-- THE REQUEST --
Copy out each line of the listing that has the word "рамках" in it.

**** INPUT MATERIAL

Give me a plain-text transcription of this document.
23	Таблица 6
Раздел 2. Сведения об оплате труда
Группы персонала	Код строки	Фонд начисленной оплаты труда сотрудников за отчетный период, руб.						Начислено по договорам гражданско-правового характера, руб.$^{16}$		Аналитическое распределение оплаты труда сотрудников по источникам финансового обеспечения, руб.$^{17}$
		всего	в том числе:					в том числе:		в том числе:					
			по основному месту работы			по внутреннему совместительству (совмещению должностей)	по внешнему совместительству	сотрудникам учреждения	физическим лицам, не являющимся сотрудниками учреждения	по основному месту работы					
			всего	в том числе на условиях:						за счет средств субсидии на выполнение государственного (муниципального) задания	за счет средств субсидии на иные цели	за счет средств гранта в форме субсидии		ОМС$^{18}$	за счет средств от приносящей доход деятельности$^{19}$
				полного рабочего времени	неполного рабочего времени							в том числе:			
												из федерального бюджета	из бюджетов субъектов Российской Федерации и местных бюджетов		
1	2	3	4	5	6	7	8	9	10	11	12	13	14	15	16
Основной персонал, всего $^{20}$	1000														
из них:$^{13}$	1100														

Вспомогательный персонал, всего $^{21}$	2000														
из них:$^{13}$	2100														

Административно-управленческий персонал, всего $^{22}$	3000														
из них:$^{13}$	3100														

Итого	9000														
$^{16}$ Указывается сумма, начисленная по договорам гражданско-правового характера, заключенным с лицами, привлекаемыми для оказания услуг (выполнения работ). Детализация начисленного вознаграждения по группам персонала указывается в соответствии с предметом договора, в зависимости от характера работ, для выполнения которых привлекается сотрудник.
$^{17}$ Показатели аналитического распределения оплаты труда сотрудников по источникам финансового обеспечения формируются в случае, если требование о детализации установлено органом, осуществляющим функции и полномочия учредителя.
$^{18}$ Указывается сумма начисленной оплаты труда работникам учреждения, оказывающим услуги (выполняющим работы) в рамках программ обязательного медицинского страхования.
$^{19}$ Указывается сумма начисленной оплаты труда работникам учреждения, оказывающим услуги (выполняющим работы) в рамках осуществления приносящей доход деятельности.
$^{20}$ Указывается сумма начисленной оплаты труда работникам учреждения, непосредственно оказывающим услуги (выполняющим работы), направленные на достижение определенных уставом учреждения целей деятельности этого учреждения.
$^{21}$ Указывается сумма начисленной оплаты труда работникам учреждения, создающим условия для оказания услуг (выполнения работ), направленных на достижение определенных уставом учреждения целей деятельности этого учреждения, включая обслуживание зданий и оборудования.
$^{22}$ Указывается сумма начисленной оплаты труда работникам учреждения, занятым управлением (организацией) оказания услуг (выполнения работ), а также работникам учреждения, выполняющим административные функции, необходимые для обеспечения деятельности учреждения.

********

-- RESULT OF THE TASK --
$^{18}$ Указывается сумма начисленной оплаты труда работникам учреждения, оказывающим услуги (выполняющим работы) в рамках программ обязательного медицинского страхования.
$^{19}$ Указывается сумма начисленной оплаты труда работникам учреждения, оказывающим услуги (выполняющим работы) в рамках осуществления приносящей доход деятельности.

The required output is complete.